▶ [Exercise task] Would you copy out the whole listing exactly as given?

+ + + + + + +

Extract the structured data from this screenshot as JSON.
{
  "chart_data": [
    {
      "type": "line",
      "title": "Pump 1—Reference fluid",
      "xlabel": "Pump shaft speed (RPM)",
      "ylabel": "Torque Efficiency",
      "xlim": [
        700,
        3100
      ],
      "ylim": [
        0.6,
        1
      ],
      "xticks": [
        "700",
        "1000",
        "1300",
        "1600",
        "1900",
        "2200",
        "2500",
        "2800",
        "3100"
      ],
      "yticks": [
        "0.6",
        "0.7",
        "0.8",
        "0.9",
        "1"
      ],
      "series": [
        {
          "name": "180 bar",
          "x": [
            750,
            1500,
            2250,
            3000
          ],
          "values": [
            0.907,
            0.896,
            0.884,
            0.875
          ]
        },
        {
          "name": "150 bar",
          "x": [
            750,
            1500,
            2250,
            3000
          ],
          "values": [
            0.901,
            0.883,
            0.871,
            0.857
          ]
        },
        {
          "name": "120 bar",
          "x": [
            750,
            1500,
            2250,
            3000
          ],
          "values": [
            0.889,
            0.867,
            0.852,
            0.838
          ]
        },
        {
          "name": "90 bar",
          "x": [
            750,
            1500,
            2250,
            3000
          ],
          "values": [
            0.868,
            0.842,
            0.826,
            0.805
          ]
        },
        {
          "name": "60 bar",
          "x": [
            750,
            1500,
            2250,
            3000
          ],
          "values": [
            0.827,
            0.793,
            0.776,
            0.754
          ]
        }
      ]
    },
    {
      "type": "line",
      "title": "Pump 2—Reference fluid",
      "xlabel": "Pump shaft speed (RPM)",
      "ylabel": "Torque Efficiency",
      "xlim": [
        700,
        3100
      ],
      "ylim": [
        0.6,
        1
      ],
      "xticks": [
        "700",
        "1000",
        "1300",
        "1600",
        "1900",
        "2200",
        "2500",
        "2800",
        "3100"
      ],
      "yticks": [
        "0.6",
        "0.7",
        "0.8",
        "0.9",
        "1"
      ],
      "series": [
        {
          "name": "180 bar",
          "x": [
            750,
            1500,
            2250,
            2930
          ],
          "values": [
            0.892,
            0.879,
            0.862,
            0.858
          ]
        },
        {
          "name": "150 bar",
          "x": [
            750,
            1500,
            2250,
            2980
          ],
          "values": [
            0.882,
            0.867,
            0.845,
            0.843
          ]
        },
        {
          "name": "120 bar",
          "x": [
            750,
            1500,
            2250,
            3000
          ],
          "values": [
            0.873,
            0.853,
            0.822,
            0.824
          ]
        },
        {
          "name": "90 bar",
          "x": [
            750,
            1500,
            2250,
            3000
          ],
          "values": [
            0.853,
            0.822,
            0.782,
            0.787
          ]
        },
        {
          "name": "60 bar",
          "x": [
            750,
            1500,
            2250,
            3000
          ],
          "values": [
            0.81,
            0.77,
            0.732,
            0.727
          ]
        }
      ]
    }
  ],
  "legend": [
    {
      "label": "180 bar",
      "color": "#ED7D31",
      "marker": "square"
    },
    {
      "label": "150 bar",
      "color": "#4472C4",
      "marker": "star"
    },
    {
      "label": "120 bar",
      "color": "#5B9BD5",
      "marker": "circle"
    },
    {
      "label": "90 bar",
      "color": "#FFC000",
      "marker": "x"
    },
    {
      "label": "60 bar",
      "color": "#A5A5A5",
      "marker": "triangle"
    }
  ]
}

+ + + + + + +

▶ [Complete output]
Extract the structured data from this screenshot as JSON.
{
  "chart_data": [
    {
      "type": "line",
      "title": "Pump 1—Reference fluid",
      "xlabel": "Pump shaft speed (RPM)",
      "ylabel": "Torque Efficiency",
      "xlim": [
        700,
        3100
      ],
      "ylim": [
        0.6,
        1
      ],
      "xticks": [
        "700",
        "1000",
        "1300",
        "1600",
        "1900",
        "2200",
        "2500",
        "2800",
        "3100"
      ],
      "yticks": [
        "0.6",
        "0.7",
        "0.8",
        "0.9",
        "1"
      ],
      "series": [
        {
          "name": "180 bar",
          "x": [
            750,
            1500,
            2250,
            3000
          ],
          "values": [
            0.907,
            0.896,
            0.884,
            0.875
          ]
        },
        {
          "name": "150 bar",
          "x": [
            750,
            1500,
            2250,
            3000
          ],
          "values": [
            0.901,
            0.883,
            0.871,
            0.857
          ]
        },
        {
          "name": "120 bar",
          "x": [
            750,
            1500,
            2250,
            3000
          ],
          "values": [
            0.889,
            0.867,
            0.852,
            0.838
          ]
        },
        {
          "name": "90 bar",
          "x": [
            750,
            1500,
            2250,
            3000
          ],
          "values": [
            0.868,
            0.842,
            0.826,
            0.805
          ]
        },
        {
          "name": "60 bar",
          "x": [
            750,
            1500,
            2250,
            3000
          ],
          "values": [
            0.827,
            0.793,
            0.776,
            0.754
          ]
        }
      ]
    },
    {
      "type": "line",
      "title": "Pump 2—Reference fluid",
      "xlabel": "Pump shaft speed (RPM)",
      "ylabel": "Torque Efficiency",
      "xlim": [
        700,
        3100
      ],
      "ylim": [
        0.6,
        1
      ],
      "xticks": [
        "700",
        "1000",
        "1300",
        "1600",
        "1900",
        "2200",
        "2500",
        "2800",
        "3100"
      ],
      "yticks": [
        "0.6",
        "0.7",
        "0.8",
        "0.9",
        "1"
      ],
      "series": [
        {
          "name": "180 bar",
          "x": [
            750,
            1500,
            2250,
            2930
          ],
          "values": [
            0.892,
            0.879,
            0.862,
            0.858
          ]
        },
        {
          "name": "150 bar",
          "x": [
            750,
            1500,
            2250,
            2980
          ],
          "values": [
            0.882,
            0.867,
            0.845,
            0.843
          ]
        },
        {
          "name": "120 bar",
          "x": [
            750,
            1500,
            2250,
            3000
          ],
          "values": [
            0.873,
            0.853,
            0.822,
            0.824
          ]
        },
        {
          "name": "90 bar",
          "x": [
            750,
            1500,
            2250,
            3000
          ],
          "values": [
            0.853,
            0.822,
            0.782,
            0.787
          ]
        },
        {
          "name": "60 bar",
          "x": [
            750,
            1500,
            2250,
            3000
          ],
          "values": [
            0.81,
            0.77,
            0.732,
            0.727
          ]
        }
      ]
    }
  ],
  "legend": [
    {
      "label": "180 bar",
      "color": "#ED7D31",
      "marker": "square"
    },
    {
      "label": "150 bar",
      "color": "#4472C4",
      "marker": "star"
    },
    {
      "label": "120 bar",
      "color": "#5B9BD5",
      "marker": "circle"
    },
    {
      "label": "90 bar",
      "color": "#FFC000",
      "marker": "x"
    },
    {
      "label": "60 bar",
      "color": "#A5A5A5",
      "marker": "triangle"
    }
  ]
}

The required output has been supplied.